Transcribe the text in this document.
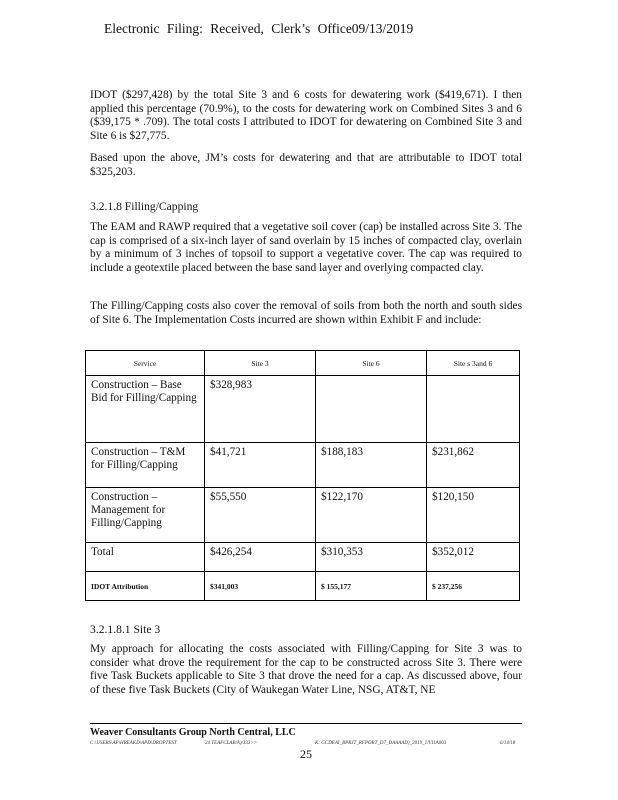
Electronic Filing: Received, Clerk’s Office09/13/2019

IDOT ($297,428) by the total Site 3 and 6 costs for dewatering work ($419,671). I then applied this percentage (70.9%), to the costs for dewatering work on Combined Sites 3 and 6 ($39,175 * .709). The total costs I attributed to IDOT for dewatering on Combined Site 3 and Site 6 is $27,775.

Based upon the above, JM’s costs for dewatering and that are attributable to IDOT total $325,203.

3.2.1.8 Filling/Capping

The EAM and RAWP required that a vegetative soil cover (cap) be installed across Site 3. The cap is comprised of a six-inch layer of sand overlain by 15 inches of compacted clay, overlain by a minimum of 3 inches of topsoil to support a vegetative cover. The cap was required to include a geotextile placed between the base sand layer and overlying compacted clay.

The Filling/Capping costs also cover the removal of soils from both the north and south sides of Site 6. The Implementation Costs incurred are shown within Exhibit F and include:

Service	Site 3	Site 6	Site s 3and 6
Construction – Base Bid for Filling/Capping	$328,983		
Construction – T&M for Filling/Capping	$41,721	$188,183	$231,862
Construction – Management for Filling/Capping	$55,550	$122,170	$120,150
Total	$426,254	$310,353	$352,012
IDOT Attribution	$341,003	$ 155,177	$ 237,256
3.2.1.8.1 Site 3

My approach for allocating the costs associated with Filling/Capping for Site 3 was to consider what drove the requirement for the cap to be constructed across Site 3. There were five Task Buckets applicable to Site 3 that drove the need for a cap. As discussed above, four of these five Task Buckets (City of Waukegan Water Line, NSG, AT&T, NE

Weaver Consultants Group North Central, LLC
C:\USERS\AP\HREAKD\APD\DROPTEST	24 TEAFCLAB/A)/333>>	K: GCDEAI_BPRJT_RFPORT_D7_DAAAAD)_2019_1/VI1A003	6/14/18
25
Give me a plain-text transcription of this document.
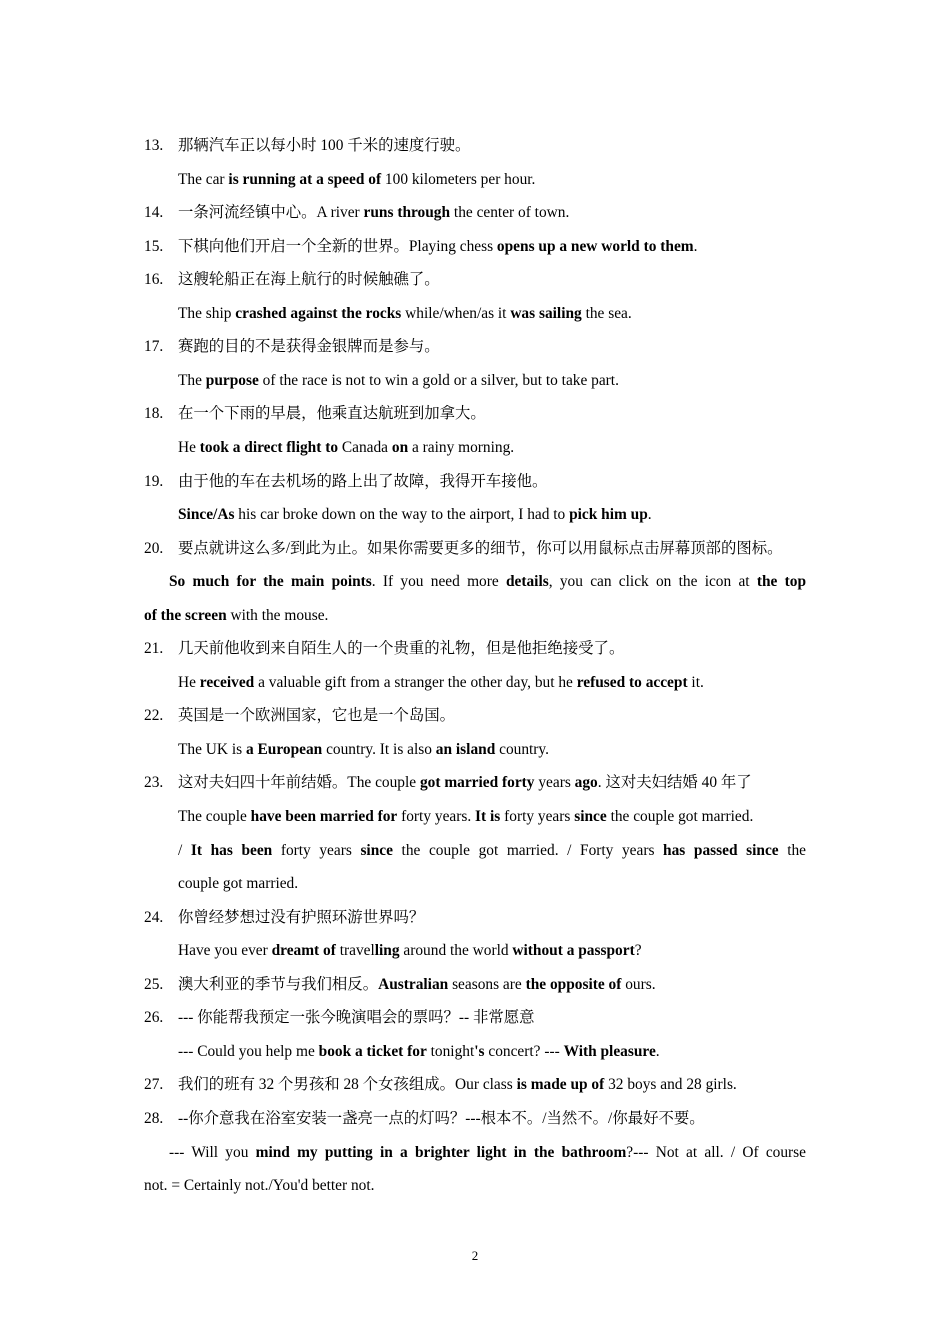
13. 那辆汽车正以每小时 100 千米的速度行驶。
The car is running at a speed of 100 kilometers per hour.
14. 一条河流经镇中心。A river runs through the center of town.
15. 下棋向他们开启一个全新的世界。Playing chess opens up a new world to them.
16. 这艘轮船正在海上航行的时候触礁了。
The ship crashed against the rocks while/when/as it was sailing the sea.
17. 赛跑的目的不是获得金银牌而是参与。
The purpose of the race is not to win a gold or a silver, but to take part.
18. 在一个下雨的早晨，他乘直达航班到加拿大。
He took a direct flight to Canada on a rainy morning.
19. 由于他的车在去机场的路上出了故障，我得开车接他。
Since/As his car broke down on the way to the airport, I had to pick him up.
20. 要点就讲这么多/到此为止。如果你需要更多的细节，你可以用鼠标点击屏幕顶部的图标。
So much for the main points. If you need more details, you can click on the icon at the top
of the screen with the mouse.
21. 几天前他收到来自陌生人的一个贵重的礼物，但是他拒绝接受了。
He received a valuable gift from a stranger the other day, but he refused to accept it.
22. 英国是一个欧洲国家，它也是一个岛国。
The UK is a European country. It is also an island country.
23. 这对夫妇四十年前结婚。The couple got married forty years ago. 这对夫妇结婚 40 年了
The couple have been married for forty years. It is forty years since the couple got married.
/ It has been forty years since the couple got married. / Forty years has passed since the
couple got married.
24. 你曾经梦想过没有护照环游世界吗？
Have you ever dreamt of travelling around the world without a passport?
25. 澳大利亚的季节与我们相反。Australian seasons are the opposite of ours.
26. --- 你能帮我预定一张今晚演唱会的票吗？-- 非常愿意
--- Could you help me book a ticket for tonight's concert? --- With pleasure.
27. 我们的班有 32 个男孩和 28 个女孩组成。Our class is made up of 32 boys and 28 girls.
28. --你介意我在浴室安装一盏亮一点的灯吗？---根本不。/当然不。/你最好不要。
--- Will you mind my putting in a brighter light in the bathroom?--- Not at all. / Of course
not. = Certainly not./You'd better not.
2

● ● ● ● ● ● ●

__Task requirements__: Reproduce each line of the material containing the word "forty".

__Worked solution__:
23. 这对夫妇四十年前结婚。The couple got married forty years ago. 这对夫妇结婚 40 年了
The couple have been married for forty years. It is forty years since the couple got married.
/ It has been forty years since the couple got married. / Forty years has passed since the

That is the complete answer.